— Start Information given —

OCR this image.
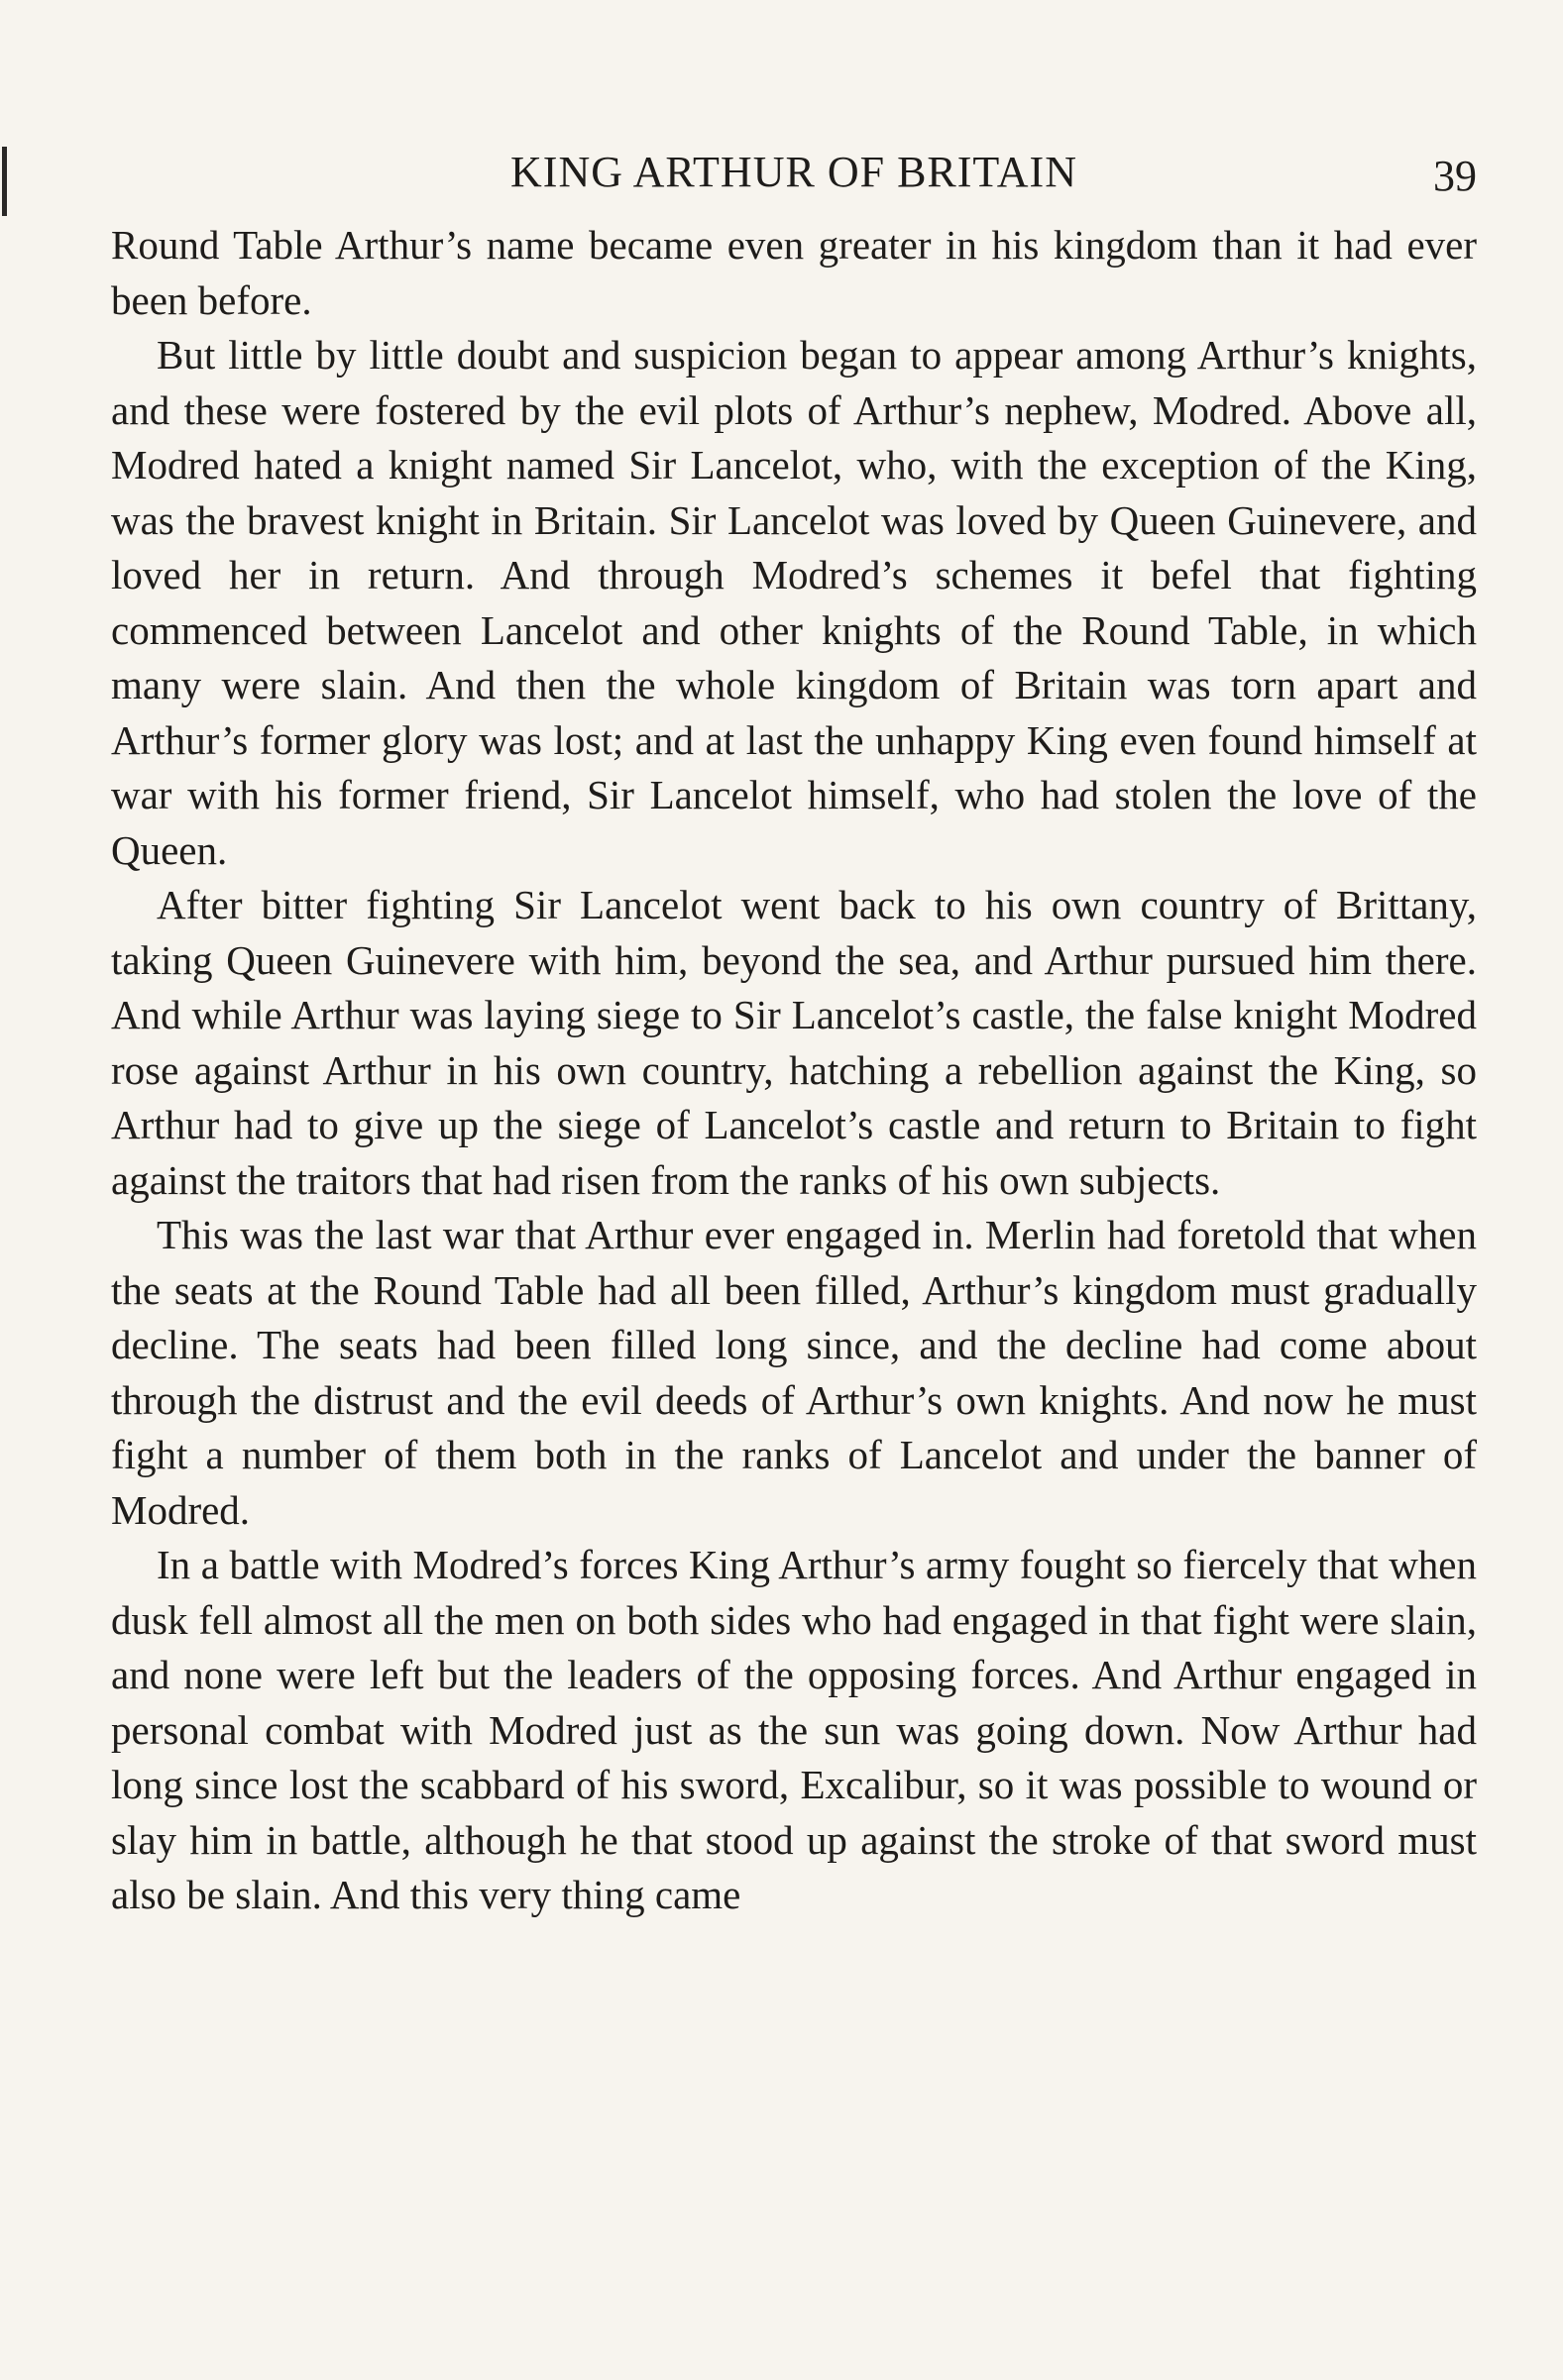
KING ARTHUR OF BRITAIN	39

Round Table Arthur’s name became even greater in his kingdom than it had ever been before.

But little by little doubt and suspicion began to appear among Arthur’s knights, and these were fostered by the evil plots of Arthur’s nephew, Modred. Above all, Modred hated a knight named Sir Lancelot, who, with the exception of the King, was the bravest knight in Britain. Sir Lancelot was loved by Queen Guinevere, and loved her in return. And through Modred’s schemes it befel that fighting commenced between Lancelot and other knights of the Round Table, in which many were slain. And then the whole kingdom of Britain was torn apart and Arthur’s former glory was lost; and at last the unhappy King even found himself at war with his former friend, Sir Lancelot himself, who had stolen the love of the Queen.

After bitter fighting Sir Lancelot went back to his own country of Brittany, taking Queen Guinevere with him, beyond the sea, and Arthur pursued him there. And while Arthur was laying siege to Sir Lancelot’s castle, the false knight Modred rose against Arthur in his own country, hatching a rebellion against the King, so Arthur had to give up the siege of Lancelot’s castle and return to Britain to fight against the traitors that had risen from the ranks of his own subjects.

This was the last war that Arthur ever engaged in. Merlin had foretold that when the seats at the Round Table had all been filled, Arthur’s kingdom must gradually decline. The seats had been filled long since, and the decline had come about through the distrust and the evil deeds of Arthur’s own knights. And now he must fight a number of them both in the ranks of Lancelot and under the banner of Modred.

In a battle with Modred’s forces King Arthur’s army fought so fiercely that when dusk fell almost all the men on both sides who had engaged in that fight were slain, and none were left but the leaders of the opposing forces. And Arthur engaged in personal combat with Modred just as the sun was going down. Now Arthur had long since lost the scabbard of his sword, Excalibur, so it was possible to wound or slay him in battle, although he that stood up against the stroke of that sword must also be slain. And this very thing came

— End Information given —

#### [Work to complete]
Report back each line of the entries that holds the string "been".

#### [Output for this task]
Round Table Arthur’s name became even greater in his kingdom than it had ever been before.
This was the last war that Arthur ever engaged in. Merlin had foretold that when the seats at the Round Table had all been filled, Arthur’s kingdom must gradually decline. The seats had been filled long since, and the decline had come about through the distrust and the evil deeds of Arthur’s own knights. And now he must fight a number of them both in the ranks of Lancelot and under the banner of Modred.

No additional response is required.